| Objective |
Please quote the watcher reference below in full, word for word.

| Selected excerpt |
------
Watcher Reference

A JSON schema describes these files and you can configure some editors to validate the YAML file based on that. The command choria machine validate can validate a machine.yaml against this schema.

Common watcher properties

All watchers share a common set of properties detailed below, watcher specific properties are always in the properties key:

Property Required Description
name yes A unique name for the watcher
type yes A known type of watcher like file or exec
state_match no A list of state names where this watcher is valid for
fail_transition If set this event fires on failure
success_transition If set this event fires on success
interval Runs the watcher every interval, valid intervals are of the form 1s, 1m, 1h
announce_interval Announce the current state of the watcher regularly, valid intervals are of the form 1s, 1m, 1h
properties yes Watcher specific settings

File watcher

The file watcher observes a specific file for changes and presence. Today only a basic mtime check is done, in time other dimensions like hashes or even inotify based observation will be supported.


Property Required Description
path yes The path to the file to watch relative to the watcher manifest directory
gather_initial_state Gathers the initial file mode, stats etc for regular announces but only perform first watch after interval


A file watcher will at interval times do an mtime check on the file.

If the file is missing a fail_transition event fires and an announcement is made.

If the file has changed since the previous run a success_transition event fires and an announcement is made. This means the first check would set the initial state after which changes are detected. You could by setting gather_initial_state have the system gather initial file state on startup so the first regular watch would detect a change.
------
| Dataset |
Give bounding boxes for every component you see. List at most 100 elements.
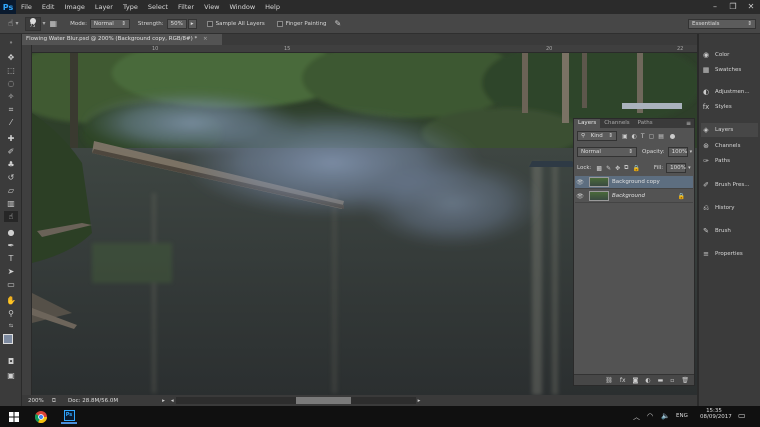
brush-chevron-icon[interactable]: ▾: [43, 20, 46, 27]
toolbox-collapse-icon[interactable]: »: [4, 38, 18, 49]
dodge-tool-icon[interactable]: ●: [4, 227, 18, 238]
maximize-icon[interactable]: ❐: [724, 0, 742, 14]
brush-panel-icon[interactable]: ▦: [50, 19, 58, 28]
mode-select[interactable]: Normal ⇕: [89, 18, 130, 29]
visibility-eye-icon[interactable]: 👁: [575, 193, 585, 200]
tab-channels[interactable]: Channels: [600, 119, 633, 128]
dock-item-channels[interactable]: ⊛ Channels: [701, 139, 758, 153]
dock-item-properties[interactable]: ≡ Properties: [701, 247, 758, 261]
windows-start-icon[interactable]: [6, 409, 22, 424]
lock-artboard-icon[interactable]: ⧉: [624, 164, 628, 172]
menu-help[interactable]: Help: [260, 0, 285, 14]
notifications-icon[interactable]: ▭: [738, 411, 746, 420]
foreground-color-swatch[interactable]: [3, 334, 13, 344]
wifi-icon[interactable]: ◠: [647, 412, 653, 420]
scrollbar-thumb[interactable]: [295, 397, 351, 404]
dock-item-brush[interactable]: ✎ Brush: [701, 224, 758, 238]
quick-select-tool-icon[interactable]: ✧: [4, 91, 18, 102]
menu-file[interactable]: File: [16, 0, 37, 14]
lock-transparent-icon[interactable]: ▩: [596, 165, 602, 172]
layer-row[interactable]: 👁 Background copy: [575, 176, 693, 189]
ruler-left[interactable]: [22, 45, 32, 395]
tab-close-icon[interactable]: ×: [203, 36, 208, 42]
menu-window[interactable]: Window: [225, 0, 261, 14]
filter-toggle-icon[interactable]: [669, 133, 675, 139]
dock-item-adjustments[interactable]: ◐ Adjustmen...: [701, 85, 758, 99]
layer-name[interactable]: Background: [612, 193, 645, 199]
fx-icon[interactable]: fx: [620, 377, 626, 384]
smudge-tool-icon[interactable]: ☝: [8, 19, 13, 29]
move-tool-icon[interactable]: ✥: [4, 52, 18, 63]
swap-colors-icon[interactable]: ⇆: [4, 321, 18, 332]
dock-item-swatches[interactable]: ▦ Swatches: [701, 63, 758, 77]
opacity-slider-icon[interactable]: ▾: [690, 149, 693, 155]
workspace-select[interactable]: Essentials ⇕: [688, 18, 756, 29]
finger-painting-checkbox[interactable]: [276, 20, 283, 27]
brush-tool-icon[interactable]: ✐: [4, 146, 18, 157]
adjustment-icon[interactable]: ◐: [645, 377, 650, 384]
scroll-right-icon[interactable]: ▸: [418, 398, 421, 404]
lock-image-icon[interactable]: ✎: [606, 165, 611, 172]
tool-preset-chevron-icon[interactable]: ▾: [15, 20, 18, 27]
healing-brush-tool-icon[interactable]: ✚: [4, 133, 18, 144]
finger-painting-option[interactable]: Finger Painting: [276, 20, 327, 27]
dock-item-layers[interactable]: ◈ Layers: [701, 123, 758, 137]
photoshop-taskbar-icon[interactable]: Ps: [61, 409, 77, 424]
lock-all-icon[interactable]: 🔒: [632, 165, 639, 172]
new-layer-icon[interactable]: ▫: [670, 377, 674, 384]
filter-adjustment-icon[interactable]: ◐: [632, 133, 637, 140]
menu-edit[interactable]: Edit: [37, 0, 60, 14]
screen-mode-icon[interactable]: ▣: [4, 370, 18, 381]
mask-icon[interactable]: ◙: [633, 377, 639, 384]
strength-field[interactable]: 50%: [166, 18, 187, 29]
strength-slider-toggle[interactable]: ▸: [187, 18, 197, 29]
tab-layers[interactable]: Layers: [574, 119, 601, 128]
lasso-tool-icon[interactable]: ◌: [4, 78, 18, 89]
clone-stamp-tool-icon[interactable]: ♣: [4, 159, 18, 170]
menu-filter[interactable]: Filter: [173, 0, 199, 14]
link-icon[interactable]: ⛓: [605, 377, 613, 384]
pen-tool-icon[interactable]: ✒: [4, 240, 18, 251]
layer-row[interactable]: 👁 Background 🔒: [575, 190, 693, 203]
clock[interactable]: 15:35 08/09/2017: [700, 408, 732, 420]
sample-all-layers-checkbox[interactable]: [206, 20, 213, 27]
smudge-tool-icon[interactable]: ☝: [4, 211, 18, 222]
scroll-left-icon[interactable]: ◂: [171, 398, 174, 404]
menu-select[interactable]: Select: [143, 0, 173, 14]
marquee-tool-icon[interactable]: ⬚: [4, 65, 18, 76]
ruler-top[interactable]: 10 15 20 22: [32, 45, 697, 53]
opacity-field[interactable]: 100%: [667, 147, 688, 157]
document-tab[interactable]: Flowing Water Blur.psd @ 200% (Backgroun…: [22, 34, 222, 45]
brush-preset-picker[interactable]: 75: [24, 16, 41, 31]
tab-paths[interactable]: Paths: [634, 119, 657, 128]
chrome-icon[interactable]: [33, 409, 49, 424]
filter-pixel-icon[interactable]: ▣: [622, 133, 628, 140]
dock-item-paths[interactable]: ✑ Paths: [701, 154, 758, 168]
gradient-tool-icon[interactable]: ▥: [4, 198, 18, 209]
dock-item-color[interactable]: ◉ Color: [701, 48, 758, 62]
filter-smart-object-icon[interactable]: ▤: [658, 133, 664, 140]
sample-all-layers-option[interactable]: Sample All Layers: [206, 20, 265, 27]
zoom-tool-icon[interactable]: ⚲: [4, 308, 18, 319]
folder-icon[interactable]: ▬: [658, 377, 664, 384]
visibility-eye-icon[interactable]: 👁: [575, 179, 585, 186]
panel-menu-icon[interactable]: ≡: [686, 119, 691, 128]
filter-type-icon[interactable]: T: [641, 133, 645, 140]
menu-type[interactable]: Type: [118, 0, 143, 14]
close-icon[interactable]: ✕: [742, 0, 760, 14]
dock-item-styles[interactable]: fx Styles: [701, 100, 758, 114]
eraser-tool-icon[interactable]: ▱: [4, 185, 18, 196]
history-brush-tool-icon[interactable]: ↺: [4, 172, 18, 183]
crop-tool-icon[interactable]: ⌗: [4, 104, 18, 115]
horizontal-scrollbar[interactable]: [175, 397, 416, 404]
layer-name[interactable]: Background copy: [612, 179, 660, 185]
menu-image[interactable]: Image: [59, 0, 89, 14]
volume-icon[interactable]: 🔈: [661, 412, 670, 420]
zoom-level[interactable]: 200%: [28, 398, 44, 404]
layer-filter-select[interactable]: ⚲ Kind ⇕: [577, 131, 617, 141]
menu-view[interactable]: View: [199, 0, 224, 14]
hand-tool-icon[interactable]: ✋: [4, 295, 18, 306]
dock-item-history[interactable]: ⎌ History: [701, 201, 758, 215]
share-icon[interactable]: ⧉: [52, 397, 56, 405]
menu-layer[interactable]: Layer: [90, 0, 118, 14]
------
| Solution to the problem |
Watcher Reference

A JSON schema describes these files and you can configure some editors to validate the YAML file based on that. The command choria machine validate can validate a machine.yaml against this schema.

Common watcher properties

All watchers share a common set of properties detailed below, watcher specific properties are always in the properties key:

Property Required Description
name yes A unique name for the watcher
type yes A known type of watcher like file or exec
state_match no A list of state names where this watcher is valid for
fail_transition If set this event fires on failure
success_transition If set this event fires on success
interval Runs the watcher every interval, valid intervals are of the form 1s, 1m, 1h
announce_interval Announce the current state of the watcher regularly, valid intervals are of the form 1s, 1m, 1h
properties yes Watcher specific settings

File watcher

The file watcher observes a specific file for changes and presence. Today only a basic mtime check is done, in time other dimensions like hashes or even inotify based observation will be supported.


Property Required Description
path yes The path to the file to watch relative to the watcher manifest directory
gather_initial_state Gathers the initial file mode, stats etc for regular announces but only perform first watch after interval


A file watcher will at interval times do an mtime check on the file.

If the file is missing a fail_transition event fires and an announcement is made.

If the file has changed since the previous run a success_transition event fires and an announcement is made. This means the first check would set the initial state after which changes are detected. You could by setting gather_initial_state have the system gather initial file state on startup so the first regular watch would detect a change.